● **INFORMATION GIVEN**
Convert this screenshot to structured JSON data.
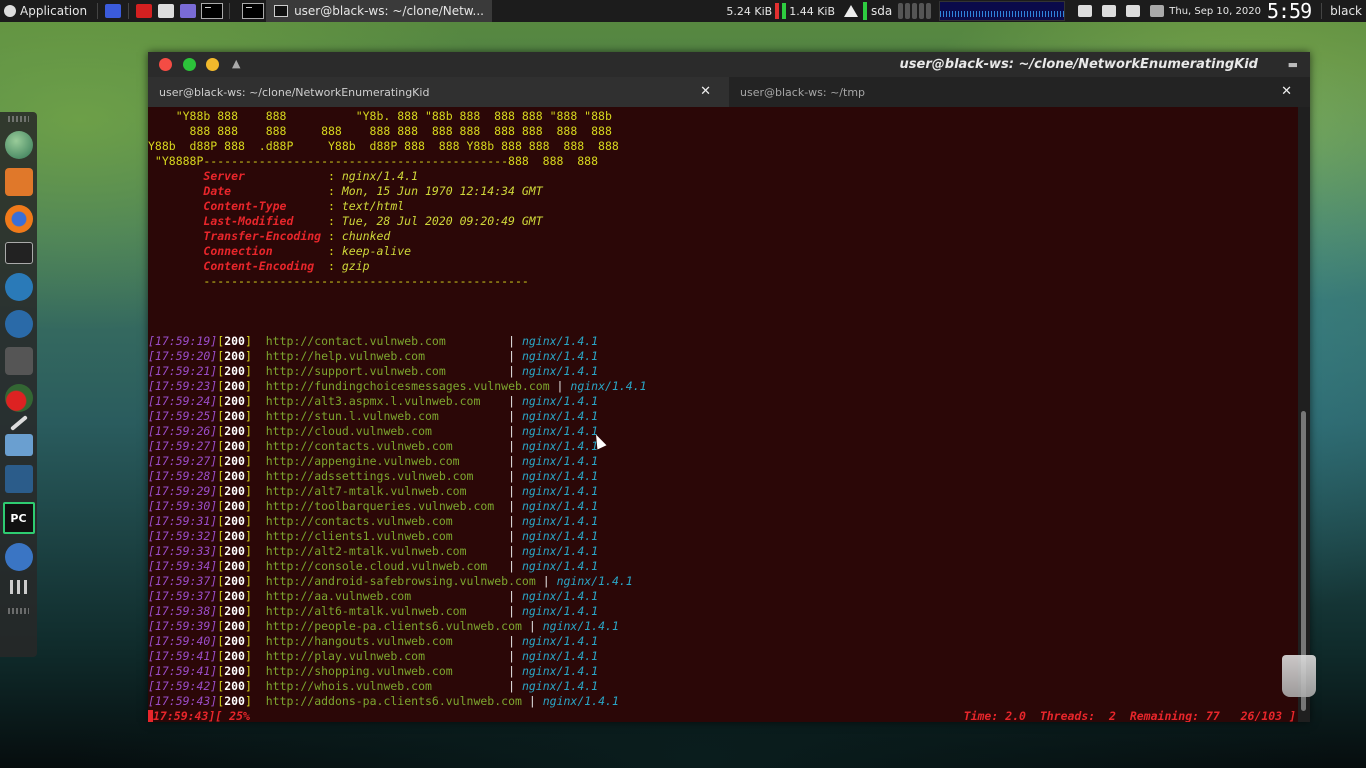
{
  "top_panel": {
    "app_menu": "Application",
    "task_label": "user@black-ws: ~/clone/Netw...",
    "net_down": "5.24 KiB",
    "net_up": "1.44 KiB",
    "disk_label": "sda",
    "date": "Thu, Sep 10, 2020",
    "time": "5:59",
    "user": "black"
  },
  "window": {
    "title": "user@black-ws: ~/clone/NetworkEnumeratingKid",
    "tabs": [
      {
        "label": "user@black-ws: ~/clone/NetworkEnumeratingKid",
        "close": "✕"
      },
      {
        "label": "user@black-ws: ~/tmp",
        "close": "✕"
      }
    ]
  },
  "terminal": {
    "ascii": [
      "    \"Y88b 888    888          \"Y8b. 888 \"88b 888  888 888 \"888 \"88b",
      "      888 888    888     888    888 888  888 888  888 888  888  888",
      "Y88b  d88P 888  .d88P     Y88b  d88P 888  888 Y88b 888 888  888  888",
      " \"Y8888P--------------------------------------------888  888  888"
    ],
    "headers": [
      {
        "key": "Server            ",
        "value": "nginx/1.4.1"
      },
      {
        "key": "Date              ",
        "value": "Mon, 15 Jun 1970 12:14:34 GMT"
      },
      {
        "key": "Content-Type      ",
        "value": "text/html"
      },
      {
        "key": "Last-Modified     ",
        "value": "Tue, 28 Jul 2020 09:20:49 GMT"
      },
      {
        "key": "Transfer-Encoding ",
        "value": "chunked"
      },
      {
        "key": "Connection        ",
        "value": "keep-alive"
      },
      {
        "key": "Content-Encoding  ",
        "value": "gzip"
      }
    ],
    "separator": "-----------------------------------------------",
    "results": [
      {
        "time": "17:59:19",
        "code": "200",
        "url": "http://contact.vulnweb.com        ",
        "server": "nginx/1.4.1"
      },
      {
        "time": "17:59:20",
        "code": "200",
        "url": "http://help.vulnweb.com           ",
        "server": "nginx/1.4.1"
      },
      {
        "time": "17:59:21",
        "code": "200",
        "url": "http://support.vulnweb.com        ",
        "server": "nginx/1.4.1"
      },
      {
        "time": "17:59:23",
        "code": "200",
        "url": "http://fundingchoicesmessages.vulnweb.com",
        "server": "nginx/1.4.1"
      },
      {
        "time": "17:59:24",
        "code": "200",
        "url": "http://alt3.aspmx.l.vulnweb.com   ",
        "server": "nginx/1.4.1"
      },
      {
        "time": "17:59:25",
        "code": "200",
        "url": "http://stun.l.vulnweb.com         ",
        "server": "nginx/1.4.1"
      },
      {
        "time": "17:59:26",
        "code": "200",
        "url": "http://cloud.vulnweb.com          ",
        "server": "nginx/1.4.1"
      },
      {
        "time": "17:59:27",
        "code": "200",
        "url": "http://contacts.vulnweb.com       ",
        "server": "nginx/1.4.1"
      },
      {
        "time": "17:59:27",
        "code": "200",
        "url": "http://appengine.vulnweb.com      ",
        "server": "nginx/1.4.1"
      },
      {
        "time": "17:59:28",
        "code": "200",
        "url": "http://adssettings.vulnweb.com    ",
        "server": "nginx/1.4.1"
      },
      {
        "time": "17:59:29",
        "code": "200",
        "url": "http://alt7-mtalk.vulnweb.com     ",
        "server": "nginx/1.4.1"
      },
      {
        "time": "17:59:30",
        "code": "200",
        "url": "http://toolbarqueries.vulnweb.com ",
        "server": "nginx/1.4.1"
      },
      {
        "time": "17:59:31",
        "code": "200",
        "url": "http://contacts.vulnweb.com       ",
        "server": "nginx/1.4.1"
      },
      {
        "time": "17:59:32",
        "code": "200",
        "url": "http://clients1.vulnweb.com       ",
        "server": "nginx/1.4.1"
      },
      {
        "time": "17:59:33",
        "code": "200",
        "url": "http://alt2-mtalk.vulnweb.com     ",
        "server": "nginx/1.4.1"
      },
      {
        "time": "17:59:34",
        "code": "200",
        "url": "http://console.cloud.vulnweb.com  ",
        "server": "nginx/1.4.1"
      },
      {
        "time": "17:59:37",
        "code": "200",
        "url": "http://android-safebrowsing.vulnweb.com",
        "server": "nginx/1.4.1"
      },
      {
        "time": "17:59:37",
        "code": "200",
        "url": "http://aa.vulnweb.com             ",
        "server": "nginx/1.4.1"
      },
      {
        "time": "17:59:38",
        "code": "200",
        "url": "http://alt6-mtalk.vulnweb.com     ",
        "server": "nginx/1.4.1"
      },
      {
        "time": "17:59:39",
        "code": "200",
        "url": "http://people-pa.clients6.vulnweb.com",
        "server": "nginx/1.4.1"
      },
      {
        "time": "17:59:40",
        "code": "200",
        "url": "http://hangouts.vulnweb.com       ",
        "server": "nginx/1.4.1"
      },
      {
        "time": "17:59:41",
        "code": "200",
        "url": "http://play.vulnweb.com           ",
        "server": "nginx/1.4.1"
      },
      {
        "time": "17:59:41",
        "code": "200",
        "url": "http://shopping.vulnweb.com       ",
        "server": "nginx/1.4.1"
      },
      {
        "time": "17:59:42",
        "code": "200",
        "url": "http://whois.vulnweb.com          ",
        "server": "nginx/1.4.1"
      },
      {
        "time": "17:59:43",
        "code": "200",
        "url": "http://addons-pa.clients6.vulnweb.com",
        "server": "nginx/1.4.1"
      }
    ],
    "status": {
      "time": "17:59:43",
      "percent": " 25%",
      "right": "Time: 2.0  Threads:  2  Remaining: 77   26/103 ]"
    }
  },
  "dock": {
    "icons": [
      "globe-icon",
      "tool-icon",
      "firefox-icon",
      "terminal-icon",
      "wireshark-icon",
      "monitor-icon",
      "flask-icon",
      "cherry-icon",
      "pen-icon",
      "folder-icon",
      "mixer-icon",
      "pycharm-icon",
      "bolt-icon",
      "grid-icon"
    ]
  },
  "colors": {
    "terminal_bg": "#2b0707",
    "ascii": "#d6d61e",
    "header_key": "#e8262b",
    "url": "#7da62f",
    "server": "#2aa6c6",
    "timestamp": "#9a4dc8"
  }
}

...

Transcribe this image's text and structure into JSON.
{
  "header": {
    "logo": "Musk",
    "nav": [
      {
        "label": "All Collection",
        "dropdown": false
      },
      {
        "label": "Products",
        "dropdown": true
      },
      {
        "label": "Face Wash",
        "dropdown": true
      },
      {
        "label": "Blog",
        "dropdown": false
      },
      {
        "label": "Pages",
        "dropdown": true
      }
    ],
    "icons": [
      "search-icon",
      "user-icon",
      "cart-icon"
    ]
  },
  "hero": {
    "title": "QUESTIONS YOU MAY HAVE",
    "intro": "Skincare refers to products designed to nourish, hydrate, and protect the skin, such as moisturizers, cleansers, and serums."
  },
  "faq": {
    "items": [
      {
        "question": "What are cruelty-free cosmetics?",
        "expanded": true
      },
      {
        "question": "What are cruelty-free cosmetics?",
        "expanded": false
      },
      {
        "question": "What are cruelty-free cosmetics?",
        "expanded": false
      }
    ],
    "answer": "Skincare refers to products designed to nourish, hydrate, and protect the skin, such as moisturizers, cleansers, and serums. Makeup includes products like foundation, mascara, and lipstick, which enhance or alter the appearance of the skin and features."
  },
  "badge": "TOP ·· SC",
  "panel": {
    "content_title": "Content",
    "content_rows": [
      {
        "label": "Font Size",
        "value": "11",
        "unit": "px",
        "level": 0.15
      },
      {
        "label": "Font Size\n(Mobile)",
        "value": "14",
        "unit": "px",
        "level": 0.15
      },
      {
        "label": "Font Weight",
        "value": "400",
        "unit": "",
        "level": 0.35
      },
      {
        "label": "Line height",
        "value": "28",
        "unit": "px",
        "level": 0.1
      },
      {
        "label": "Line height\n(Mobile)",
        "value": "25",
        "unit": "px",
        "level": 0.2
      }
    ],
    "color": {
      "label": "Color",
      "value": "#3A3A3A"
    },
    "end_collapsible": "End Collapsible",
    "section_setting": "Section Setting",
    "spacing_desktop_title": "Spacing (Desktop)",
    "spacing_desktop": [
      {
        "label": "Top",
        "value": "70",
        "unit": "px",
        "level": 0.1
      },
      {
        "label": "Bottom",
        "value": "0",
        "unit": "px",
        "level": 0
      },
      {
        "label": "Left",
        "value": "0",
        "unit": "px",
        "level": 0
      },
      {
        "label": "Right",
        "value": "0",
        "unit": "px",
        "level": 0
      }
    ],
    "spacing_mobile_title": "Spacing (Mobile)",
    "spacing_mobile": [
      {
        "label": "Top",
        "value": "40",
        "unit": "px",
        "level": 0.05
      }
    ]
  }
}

● **SHORT EXERCISE**
Extract all lines containing the word "refers".

● **EXPECTED OUTPUT**
    "intro": "Skincare refers to products designed to nourish, hydrate, and protect the skin, such as moisturizers, cleansers, and serums."
    "answer": "Skincare refers to products designed to nourish, hydrate, and protect the skin, such as moisturizers, cleansers, and serums. Makeup includes products like foundation, mascara, and lipstick, which enhance or alter the appearance of the skin and features."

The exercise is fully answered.